**Alıştırma Görevi A:** Magazin yazısında alıntılanan "Gören göze, ibret vardır her şeyde!" sözü kime ait?
**Alıştırma Görevi B:** Magazin yazısında "Elbette bazen gaza geliyoruz" diye başlayan paragrafı, ana bilgilerini koruyarak daha kısa yazın.
**Alıştırma Görevi C:** Magazin yazısını "Elbette bazen gaza" sözlerinin geçtiği yerden başlayıp "çünkü 'çabalarsak olur!!!' diyoruz." sözlerinden sonra bitirerek birebir yeniden yazın.

**Okuma Parçası:**
- - -

Bırak Kolumu, Yargılayacağım! Magazin Haberlerinden İbretlik Detaylar ve Bize Düşündürdükleri

Bu hafta yine bolca 'İyi de bu bilgi benim ne işime yarayacak?!' dedirten cinsten haberlere maruz kaldık. Fakat manzaramızı değiştiremesek bile bakış açımızı seçmek biraz da bize kalmış bir şeydi, değil mi? Ne demiş Aşık Veysel 'Gören göze, ibret vardır her şeyde!' 

Biz de gerçek hayatın sadece biraz daha ışıltılı ve abartılı versiyonu olan şu magazin gündemini eşeledik, öğrendiğimiz gıybetleri faydalı bir hale getirmeye niyetlendik ve hayata dair dersler çıkardık.

1. Bunu kabullenmek zor olsa da sanıyoruz ki bir hakikat, arkadaşlar... Zira Şeyma Subaşı bunun canlı örneği:

'Bazı insanlar şanslı doğar!'

Elbette bazen gaza geliyoruz, 'Şans diye bir şey yoktur, insan kaderini kendi belirler! Çok çalışırsan her şey olur!' vesaire gibi motive edici cümlelerle hayatlarımızı iyileştirmek adına çalışıyoruz da çalışıyoruz. Hayatın inişleri gibi çıkışları da oluyor; fakat bazen inişleri, çıkışlara nazaran daha fazla oluyor. Pes etmiyoruz, çünkü 'çabalarsak olur!!!' diyoruz.

Talih faktörünü görmezden geliyoruz işte. Derken Şeyma Subaşı ekranda, gazetede, şurada burada bir görünüyor ve bize tüm bu şeyleri sorgulatıyor, 'talih' diye bir şey olduğunun ayaklı kanıtı oluyor.

- - -

**Satır Dökümü:**
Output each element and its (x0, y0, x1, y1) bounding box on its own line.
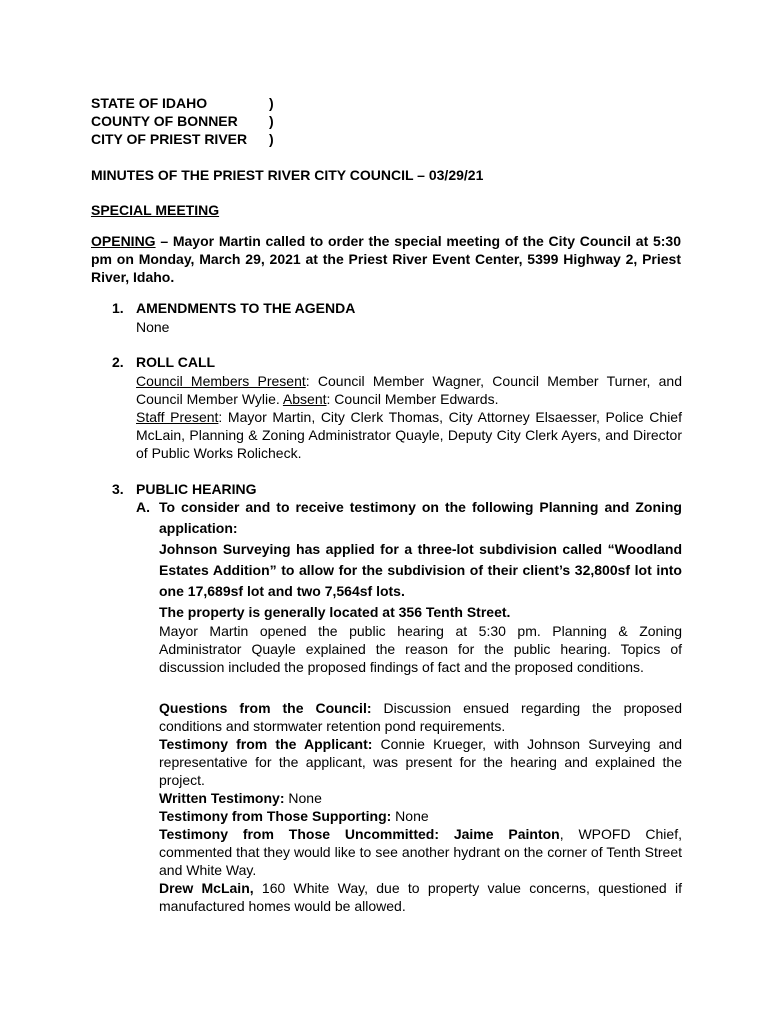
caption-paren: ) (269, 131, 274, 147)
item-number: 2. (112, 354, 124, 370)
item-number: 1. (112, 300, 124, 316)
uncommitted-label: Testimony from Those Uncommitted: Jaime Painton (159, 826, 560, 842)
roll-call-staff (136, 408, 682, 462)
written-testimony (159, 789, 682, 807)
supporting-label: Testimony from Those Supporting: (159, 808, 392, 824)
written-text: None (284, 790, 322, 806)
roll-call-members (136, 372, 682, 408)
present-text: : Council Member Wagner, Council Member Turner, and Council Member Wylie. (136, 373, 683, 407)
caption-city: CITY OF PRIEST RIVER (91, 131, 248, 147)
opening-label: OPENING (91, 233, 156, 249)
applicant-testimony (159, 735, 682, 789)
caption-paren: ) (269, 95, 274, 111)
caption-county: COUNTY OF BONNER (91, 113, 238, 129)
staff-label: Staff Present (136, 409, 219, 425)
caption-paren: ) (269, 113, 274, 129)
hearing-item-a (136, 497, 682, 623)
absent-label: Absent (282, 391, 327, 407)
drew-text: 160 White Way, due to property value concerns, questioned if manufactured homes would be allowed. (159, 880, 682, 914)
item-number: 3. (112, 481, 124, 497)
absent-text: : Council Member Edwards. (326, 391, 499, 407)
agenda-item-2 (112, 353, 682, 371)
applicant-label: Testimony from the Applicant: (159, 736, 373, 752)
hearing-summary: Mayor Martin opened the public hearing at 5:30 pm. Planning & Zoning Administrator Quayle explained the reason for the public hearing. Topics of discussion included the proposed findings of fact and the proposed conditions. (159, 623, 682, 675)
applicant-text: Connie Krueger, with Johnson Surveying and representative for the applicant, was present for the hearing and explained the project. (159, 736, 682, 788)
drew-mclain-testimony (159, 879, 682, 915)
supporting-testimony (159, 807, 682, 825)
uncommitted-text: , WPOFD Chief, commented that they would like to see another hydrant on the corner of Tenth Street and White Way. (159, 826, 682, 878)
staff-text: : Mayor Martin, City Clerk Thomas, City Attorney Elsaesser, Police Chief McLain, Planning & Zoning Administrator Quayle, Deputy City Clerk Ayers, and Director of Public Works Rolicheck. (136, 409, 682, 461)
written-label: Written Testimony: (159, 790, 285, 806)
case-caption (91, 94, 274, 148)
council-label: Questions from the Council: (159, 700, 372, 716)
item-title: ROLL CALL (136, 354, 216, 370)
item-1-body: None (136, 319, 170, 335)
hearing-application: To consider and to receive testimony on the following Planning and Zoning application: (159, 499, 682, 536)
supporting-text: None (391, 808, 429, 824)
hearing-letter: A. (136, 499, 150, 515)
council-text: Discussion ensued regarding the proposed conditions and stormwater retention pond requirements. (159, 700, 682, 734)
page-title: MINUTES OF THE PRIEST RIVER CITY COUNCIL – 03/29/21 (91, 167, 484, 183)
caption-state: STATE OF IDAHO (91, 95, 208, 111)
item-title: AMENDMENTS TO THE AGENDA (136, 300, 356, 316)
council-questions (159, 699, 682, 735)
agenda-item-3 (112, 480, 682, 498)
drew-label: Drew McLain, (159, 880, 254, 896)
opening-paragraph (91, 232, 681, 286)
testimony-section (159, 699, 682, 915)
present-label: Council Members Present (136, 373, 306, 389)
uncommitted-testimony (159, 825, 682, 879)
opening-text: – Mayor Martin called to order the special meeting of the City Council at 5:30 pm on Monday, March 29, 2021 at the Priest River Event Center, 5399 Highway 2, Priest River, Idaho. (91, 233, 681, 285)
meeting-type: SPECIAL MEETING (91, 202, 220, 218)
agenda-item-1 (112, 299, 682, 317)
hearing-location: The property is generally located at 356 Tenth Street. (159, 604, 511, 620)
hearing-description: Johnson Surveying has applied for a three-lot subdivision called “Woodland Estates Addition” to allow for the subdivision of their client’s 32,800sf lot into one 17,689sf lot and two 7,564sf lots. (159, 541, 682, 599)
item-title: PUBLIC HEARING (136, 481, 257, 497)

- - -

**Doğru Yanıt A:** Aşık Veysel'e.

**Doğru Yanıt B:** Bazen "Şans diye bir şey yoktur, çok çalışırsan her şey olur" gibi motive edici sözlerle hayatımızı iyileştirmek için durmadan çalışıyoruz. Hayatın inişleri de çıkışları da var, ama inişler bazen daha fazla oluyor. Yine de "çabalarsak olur" diyerek pes etmiyoruz.

**Doğru Yanıt C:**
Elbette bazen gaza geliyoruz, 'Şans diye bir şey yoktur, insan kaderini kendi belirler! Çok çalışırsan her şey olur!' vesaire gibi motive edici cümlelerle hayatlarımızı iyileştirmek adına çalışıyoruz da çalışıyoruz. Hayatın inişleri gibi çıkışları da oluyor; fakat bazen inişleri, çıkışlara nazaran daha fazla oluyor. Pes etmiyoruz, çünkü 'çabalarsak olur!!!' diyoruz.